TASK TO COMPLETE
Within the listing below, locate all lines containing the word "this". Copy each one.

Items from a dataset
--- Start ---

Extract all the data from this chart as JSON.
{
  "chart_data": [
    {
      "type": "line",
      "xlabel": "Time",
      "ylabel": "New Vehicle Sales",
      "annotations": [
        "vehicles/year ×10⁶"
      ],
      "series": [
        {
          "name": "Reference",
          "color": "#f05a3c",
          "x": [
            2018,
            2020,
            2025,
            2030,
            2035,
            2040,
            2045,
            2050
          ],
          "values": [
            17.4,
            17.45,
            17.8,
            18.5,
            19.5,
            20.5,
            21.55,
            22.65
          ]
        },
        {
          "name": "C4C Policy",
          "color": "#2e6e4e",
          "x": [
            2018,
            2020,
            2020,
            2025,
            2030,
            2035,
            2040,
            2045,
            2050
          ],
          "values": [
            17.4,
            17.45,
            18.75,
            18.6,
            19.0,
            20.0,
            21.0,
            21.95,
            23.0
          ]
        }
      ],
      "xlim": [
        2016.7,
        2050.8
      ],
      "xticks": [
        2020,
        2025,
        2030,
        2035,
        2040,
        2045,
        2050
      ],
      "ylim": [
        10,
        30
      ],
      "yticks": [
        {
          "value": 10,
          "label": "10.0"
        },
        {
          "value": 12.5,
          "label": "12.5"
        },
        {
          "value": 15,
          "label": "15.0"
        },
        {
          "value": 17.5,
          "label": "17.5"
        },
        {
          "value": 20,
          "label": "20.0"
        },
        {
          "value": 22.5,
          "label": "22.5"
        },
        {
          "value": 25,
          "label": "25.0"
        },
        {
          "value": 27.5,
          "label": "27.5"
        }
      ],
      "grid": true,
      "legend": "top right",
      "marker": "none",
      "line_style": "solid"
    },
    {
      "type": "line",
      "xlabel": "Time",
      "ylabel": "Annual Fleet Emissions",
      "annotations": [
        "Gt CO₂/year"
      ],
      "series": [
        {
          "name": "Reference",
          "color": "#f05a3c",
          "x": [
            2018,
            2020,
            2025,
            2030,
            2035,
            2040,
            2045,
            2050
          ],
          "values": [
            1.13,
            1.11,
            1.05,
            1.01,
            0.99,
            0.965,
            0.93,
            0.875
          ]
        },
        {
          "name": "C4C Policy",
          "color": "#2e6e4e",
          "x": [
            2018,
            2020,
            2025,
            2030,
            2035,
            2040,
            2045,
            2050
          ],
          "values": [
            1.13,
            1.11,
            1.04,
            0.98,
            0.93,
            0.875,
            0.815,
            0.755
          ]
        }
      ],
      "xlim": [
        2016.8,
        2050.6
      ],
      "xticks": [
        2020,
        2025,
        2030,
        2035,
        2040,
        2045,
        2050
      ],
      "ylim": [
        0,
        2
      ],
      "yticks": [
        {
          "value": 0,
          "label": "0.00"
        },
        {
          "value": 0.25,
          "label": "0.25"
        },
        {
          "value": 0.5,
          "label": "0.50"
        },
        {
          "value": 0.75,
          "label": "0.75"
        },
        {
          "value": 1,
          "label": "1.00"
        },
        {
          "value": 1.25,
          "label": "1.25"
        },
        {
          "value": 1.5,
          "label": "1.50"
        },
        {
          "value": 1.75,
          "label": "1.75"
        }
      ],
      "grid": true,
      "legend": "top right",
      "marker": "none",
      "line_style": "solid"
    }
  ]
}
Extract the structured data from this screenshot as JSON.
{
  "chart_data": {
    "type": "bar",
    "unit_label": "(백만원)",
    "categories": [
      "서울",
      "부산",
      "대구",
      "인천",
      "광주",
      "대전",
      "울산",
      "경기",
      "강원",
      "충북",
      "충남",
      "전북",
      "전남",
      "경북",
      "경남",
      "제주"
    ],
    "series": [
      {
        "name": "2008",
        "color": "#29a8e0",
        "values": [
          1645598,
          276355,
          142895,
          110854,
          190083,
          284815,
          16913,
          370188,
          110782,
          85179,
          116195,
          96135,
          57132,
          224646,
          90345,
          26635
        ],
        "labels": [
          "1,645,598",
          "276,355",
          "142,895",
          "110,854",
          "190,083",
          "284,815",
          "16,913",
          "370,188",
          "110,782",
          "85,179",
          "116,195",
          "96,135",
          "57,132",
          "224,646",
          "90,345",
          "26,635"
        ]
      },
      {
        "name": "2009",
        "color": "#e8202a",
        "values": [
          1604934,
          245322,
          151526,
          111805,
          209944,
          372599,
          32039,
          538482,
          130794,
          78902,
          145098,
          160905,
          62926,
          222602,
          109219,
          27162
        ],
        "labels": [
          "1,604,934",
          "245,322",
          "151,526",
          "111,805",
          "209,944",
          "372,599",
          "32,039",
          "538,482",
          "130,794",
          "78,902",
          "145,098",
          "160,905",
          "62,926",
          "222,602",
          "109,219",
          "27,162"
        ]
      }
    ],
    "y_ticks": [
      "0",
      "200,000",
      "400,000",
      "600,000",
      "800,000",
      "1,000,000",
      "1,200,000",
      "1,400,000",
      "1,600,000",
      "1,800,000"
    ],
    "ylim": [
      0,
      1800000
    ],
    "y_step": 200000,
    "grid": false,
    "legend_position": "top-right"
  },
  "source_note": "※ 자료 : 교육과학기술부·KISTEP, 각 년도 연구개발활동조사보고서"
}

--- End ---
--- Start ---

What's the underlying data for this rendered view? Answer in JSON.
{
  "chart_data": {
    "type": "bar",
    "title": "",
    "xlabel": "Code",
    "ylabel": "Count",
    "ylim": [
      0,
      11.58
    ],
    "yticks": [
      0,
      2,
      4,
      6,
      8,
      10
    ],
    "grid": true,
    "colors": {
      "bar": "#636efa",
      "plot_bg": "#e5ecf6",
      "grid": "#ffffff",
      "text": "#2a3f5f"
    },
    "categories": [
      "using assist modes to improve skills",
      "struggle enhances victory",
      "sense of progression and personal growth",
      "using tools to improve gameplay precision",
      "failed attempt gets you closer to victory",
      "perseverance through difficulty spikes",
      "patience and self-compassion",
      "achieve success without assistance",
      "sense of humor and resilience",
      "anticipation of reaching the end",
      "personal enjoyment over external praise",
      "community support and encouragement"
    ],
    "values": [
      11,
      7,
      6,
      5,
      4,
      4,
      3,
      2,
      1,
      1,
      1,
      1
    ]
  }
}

--- End ---

EXPECTED OUTPUT
Extract all the data from this chart as JSON.
Extract the structured data from this screenshot as JSON.
What's the underlying data for this rendered view? Answer in JSON.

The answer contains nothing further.